(What is asked):
Any picture among the records should be left out, please; retype the rest exactly.

(Given records):
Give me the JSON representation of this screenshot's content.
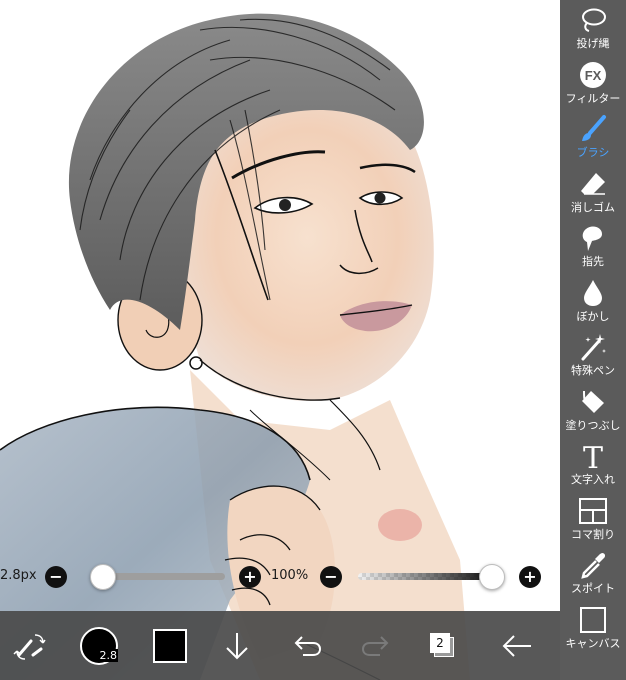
{
  "tools": [
    {
      "id": "lasso",
      "label": "投げ縄",
      "icon": "lasso-icon"
    },
    {
      "id": "filter",
      "label": "フィルター",
      "icon": "fx-icon"
    },
    {
      "id": "brush",
      "label": "ブラシ",
      "icon": "brush-icon",
      "active": true
    },
    {
      "id": "eraser",
      "label": "消しゴム",
      "icon": "eraser-icon"
    },
    {
      "id": "smudge",
      "label": "指先",
      "icon": "smudge-icon"
    },
    {
      "id": "blur",
      "label": "ぼかし",
      "icon": "blur-drop-icon"
    },
    {
      "id": "special",
      "label": "特殊ペン",
      "icon": "magic-pen-icon"
    },
    {
      "id": "fill",
      "label": "塗りつぶし",
      "icon": "fill-bucket-icon"
    },
    {
      "id": "text",
      "label": "文字入れ",
      "icon": "text-t-icon"
    },
    {
      "id": "frame",
      "label": "コマ割り",
      "icon": "frame-divider-icon"
    },
    {
      "id": "eyedropper",
      "label": "スポイト",
      "icon": "eyedropper-icon"
    },
    {
      "id": "canvas",
      "label": "キャンバス",
      "icon": "canvas-icon"
    }
  ],
  "brush_size": {
    "text": "2.8px",
    "minus": "−",
    "plus": "+",
    "level": 0.0
  },
  "opacity": {
    "text": "100%",
    "minus": "−",
    "plus": "+",
    "level": 1.0
  },
  "bottom": {
    "brush_size_badge": "2.8",
    "layer_count": "2",
    "color": "#000000",
    "accent": "#4aa3ff"
  }
}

(Output for this exercise):
Give me the JSON representation of this screenshot's content.
{
  "tools": [
    {
      "id": "lasso",
      "label": "投げ縄",
      "icon": "lasso-icon"
    },
    {
      "id": "filter",
      "label": "フィルター",
      "icon": "fx-icon"
    },
    {
      "id": "brush",
      "label": "ブラシ",
      "icon": "brush-icon",
      "active": true
    },
    {
      "id": "eraser",
      "label": "消しゴム",
      "icon": "eraser-icon"
    },
    {
      "id": "smudge",
      "label": "指先",
      "icon": "smudge-icon"
    },
    {
      "id": "blur",
      "label": "ぼかし",
      "icon": "blur-drop-icon"
    },
    {
      "id": "special",
      "label": "特殊ペン",
      "icon": "magic-pen-icon"
    },
    {
      "id": "fill",
      "label": "塗りつぶし",
      "icon": "fill-bucket-icon"
    },
    {
      "id": "text",
      "label": "文字入れ",
      "icon": "text-t-icon"
    },
    {
      "id": "frame",
      "label": "コマ割り",
      "icon": "frame-divider-icon"
    },
    {
      "id": "eyedropper",
      "label": "スポイト",
      "icon": "eyedropper-icon"
    },
    {
      "id": "canvas",
      "label": "キャンバス",
      "icon": "canvas-icon"
    }
  ],
  "brush_size": {
    "text": "2.8px",
    "minus": "−",
    "plus": "+",
    "level": 0.0
  },
  "opacity": {
    "text": "100%",
    "minus": "−",
    "plus": "+",
    "level": 1.0
  },
  "bottom": {
    "brush_size_badge": "2.8",
    "layer_count": "2",
    "color": "#000000",
    "accent": "#4aa3ff"
  }
}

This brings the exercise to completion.